Records
begin

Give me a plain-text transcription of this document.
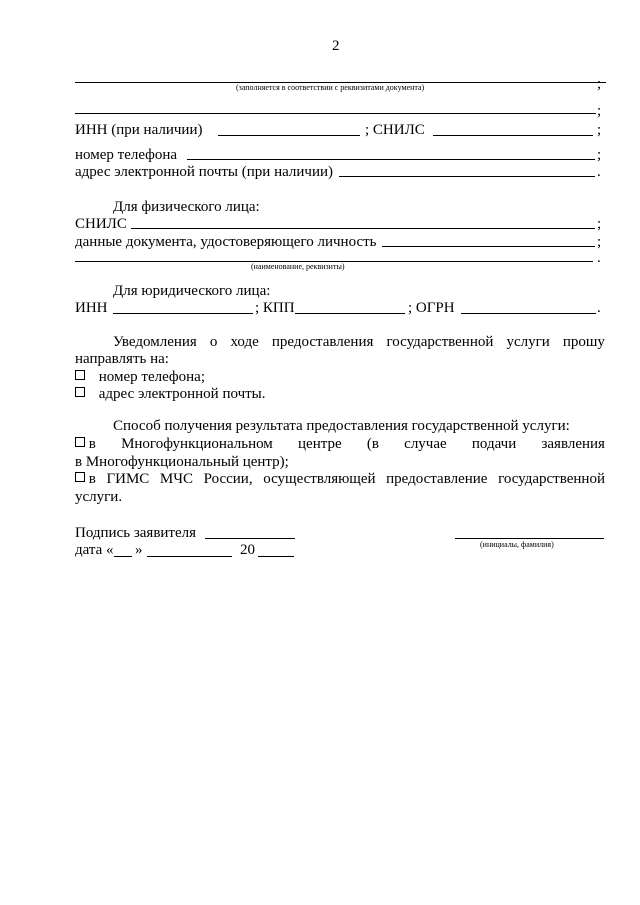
2
(заполняется в соответствии с реквизитами документа)	;
;
ИНН (при наличии)	; СНИЛС	;
номер телефона	;
адрес электронной почты (при наличии)	.
Для физического лица:
СНИЛС	;
данные документа, удостоверяющего личность	;
.
(наименование, реквизиты)
Для юридического лица:
ИНН	; КПП	; ОГРН	.
Уведомления о ходе предоставления государственной услуги прошу
направлять на:
номер телефона;
адрес электронной почты.
Способ получения результата предоставления государственной услуги:
в Многофункциональном центре (в случае подачи заявления
в Многофункциональный центр);
в ГИМС МЧС России, осуществляющей предоставление государственной
услуги.
Подпись заявителя
(инициалы, фамилия)
дата « »	20
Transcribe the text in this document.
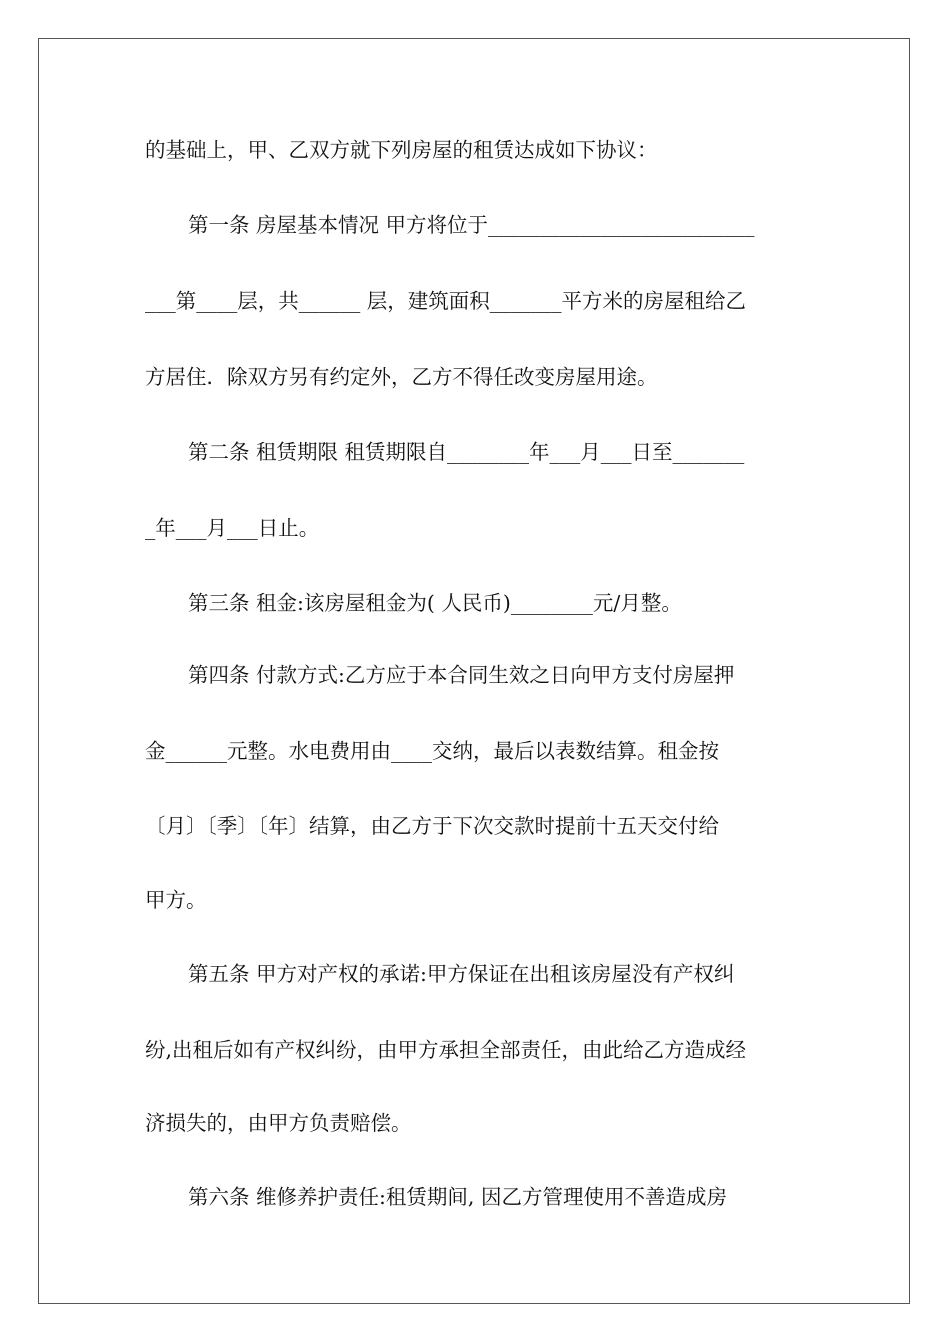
的基础上，甲、乙双方就下列房屋的租赁达成如下协议：
第一条 房屋基本情况 甲方将位于__________________________
___第____层，共______ 层，建筑面积_______平方米的房屋租给乙
方居住．除双方另有约定外，乙方不得任改变房屋用途。
第二条 租赁期限 租赁期限自________年___月___日至_______
_年___月___日止。
第三条 租金:该房屋租金为( 人民币)________元/月整。
第四条 付款方式:乙方应于本合同生效之日向甲方支付房屋押
金______元整。水电费用由____交纳，最后以表数结算。租金按
〔月〕〔季〕〔年〕结算，由乙方于下次交款时提前十五天交付给
甲方。
第五条 甲方对产权的承诺:甲方保证在出租该房屋没有产权纠
纷,出租后如有产权纠纷，由甲方承担全部责任，由此给乙方造成经
济损失的，由甲方负责赔偿。
第六条 维修养护责任:租赁期间, 因乙方管理使用不善造成房
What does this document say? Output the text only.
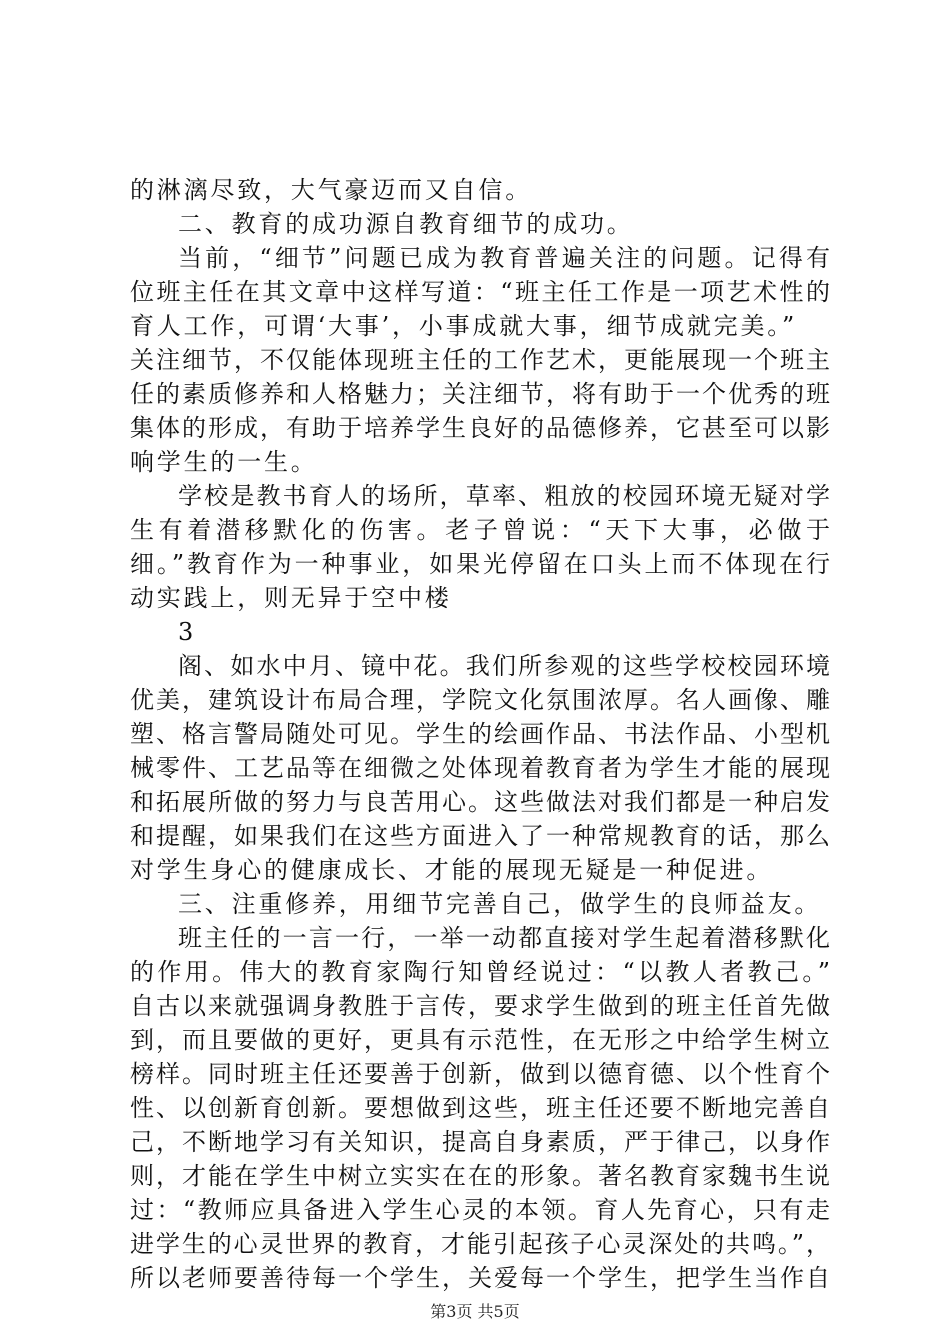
的淋漓尽致，大气豪迈而又自信。
二、教育的成功源自教育细节的成功。
当前，“细节”问题已成为教育普遍关注的问题。记得有
位班主任在其文章中这样写道：“班主任工作是一项艺术性的
育人工作，可谓‘大事’，小事成就大事，细节成就完美。”
关注细节，不仅能体现班主任的工作艺术，更能展现一个班主
任的素质修养和人格魅力；关注细节，将有助于一个优秀的班
集体的形成，有助于培养学生良好的品德修养，它甚至可以影
响学生的一生。
学校是教书育人的场所，草率、粗放的校园环境无疑对学
生有着潜移默化的伤害。老子曾说：“天下大事，必做于
细。”教育作为一种事业，如果光停留在口头上而不体现在行
动实践上，则无异于空中楼
3
阁、如水中月、镜中花。我们所参观的这些学校校园环境
优美，建筑设计布局合理，学院文化氛围浓厚。名人画像、雕
塑、格言警局随处可见。学生的绘画作品、书法作品、小型机
械零件、工艺品等在细微之处体现着教育者为学生才能的展现
和拓展所做的努力与良苦用心。这些做法对我们都是一种启发
和提醒，如果我们在这些方面进入了一种常规教育的话，那么
对学生身心的健康成长、才能的展现无疑是一种促进。
三、注重修养，用细节完善自己，做学生的良师益友。
班主任的一言一行，一举一动都直接对学生起着潜移默化
的作用。伟大的教育家陶行知曾经说过：“以教人者教己。”
自古以来就强调身教胜于言传，要求学生做到的班主任首先做
到，而且要做的更好，更具有示范性，在无形之中给学生树立
榜样。同时班主任还要善于创新，做到以德育德、以个性育个
性、以创新育创新。要想做到这些，班主任还要不断地完善自
己，不断地学习有关知识，提高自身素质，严于律己，以身作
则，才能在学生中树立实实在在的形象。著名教育家魏书生说
过：“教师应具备进入学生心灵的本领。育人先育心，只有走
进学生的心灵世界的教育，才能引起孩子心灵深处的共鸣。”，
所以老师要善待每一个学生，关爱每一个学生，把学生当作自
第3页 共5页
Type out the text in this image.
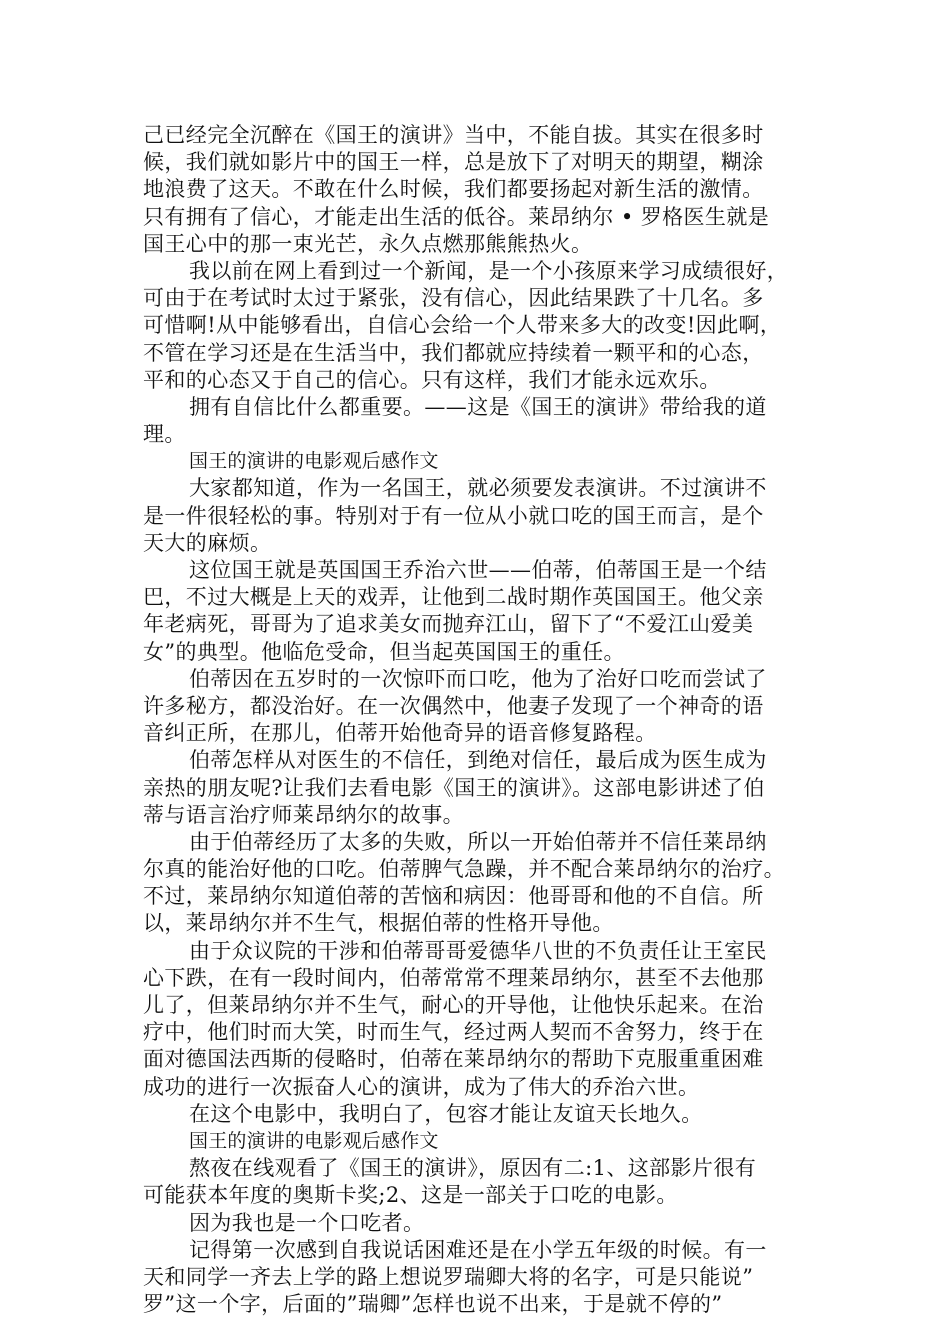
己已经完全沉醉在《国王的演讲》当中，不能自拔。其实在很多时
候，我们就如影片中的国王一样，总是放下了对明天的期望，糊涂
地浪费了这天。不敢在什么时候，我们都要扬起对新生活的激情。
只有拥有了信心，才能走出生活的低谷。莱昂纳尔 • 罗格医生就是
国王心中的那一束光芒，永久点燃那熊熊热火。
我以前在网上看到过一个新闻，是一个小孩原来学习成绩很好，
可由于在考试时太过于紧张，没有信心，因此结果跌了十几名。多
可惜啊!从中能够看出，自信心会给一个人带来多大的改变!因此啊，
不管在学习还是在生活当中，我们都就应持续着一颗平和的心态，
平和的心态又于自己的信心。只有这样，我们才能永远欢乐。
拥有自信比什么都重要。——这是《国王的演讲》带给我的道
理。
国王的演讲的电影观后感作文
大家都知道，作为一名国王，就必须要发表演讲。不过演讲不
是一件很轻松的事。特别对于有一位从小就口吃的国王而言，是个
天大的麻烦。
这位国王就是英国国王乔治六世——伯蒂，伯蒂国王是一个结
巴，不过大概是上天的戏弄，让他到二战时期作英国国王。他父亲
年老病死，哥哥为了追求美女而抛弃江山，留下了“不爱江山爱美
女”的典型。他临危受命，但当起英国国王的重任。
伯蒂因在五岁时的一次惊吓而口吃，他为了治好口吃而尝试了
许多秘方，都没治好。在一次偶然中，他妻子发现了一个神奇的语
音纠正所，在那儿，伯蒂开始他奇异的语音修复路程。
伯蒂怎样从对医生的不信任，到绝对信任，最后成为医生成为
亲热的朋友呢?让我们去看电影《国王的演讲》。这部电影讲述了伯
蒂与语言治疗师莱昂纳尔的故事。
由于伯蒂经历了太多的失败，所以一开始伯蒂并不信任莱昂纳
尔真的能治好他的口吃。伯蒂脾气急躁，并不配合莱昂纳尔的治疗。
不过，莱昂纳尔知道伯蒂的苦恼和病因：他哥哥和他的不自信。所
以，莱昂纳尔并不生气，根据伯蒂的性格开导他。
由于众议院的干涉和伯蒂哥哥爱德华八世的不负责任让王室民
心下跌，在有一段时间内，伯蒂常常不理莱昂纳尔，甚至不去他那
儿了，但莱昂纳尔并不生气，耐心的开导他，让他快乐起来。在治
疗中，他们时而大笑，时而生气，经过两人契而不舍努力，终于在
面对德国法西斯的侵略时，伯蒂在莱昂纳尔的帮助下克服重重困难
成功的进行一次振奋人心的演讲，成为了伟大的乔治六世。
在这个电影中，我明白了，包容才能让友谊天长地久。
国王的演讲的电影观后感作文
熬夜在线观看了《国王的演讲》，原因有二:1、这部影片很有
可能获本年度的奥斯卡奖;2、这是一部关于口吃的电影。
因为我也是一个口吃者。
记得第一次感到自我说话困难还是在小学五年级的时候。有一
天和同学一齐去上学的路上想说罗瑞卿大将的名字，可是只能说”
罗”这一个字，后面的”瑞卿”怎样也说不出来，于是就不停的”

end

▶ **Request**: Copy out each line of the data where the string "предоставления" appears.

▶ **Problem solution**:
Уведомления о ходе предоставления государственной услуги прошу
Способ получения результата предоставления государственной услуги:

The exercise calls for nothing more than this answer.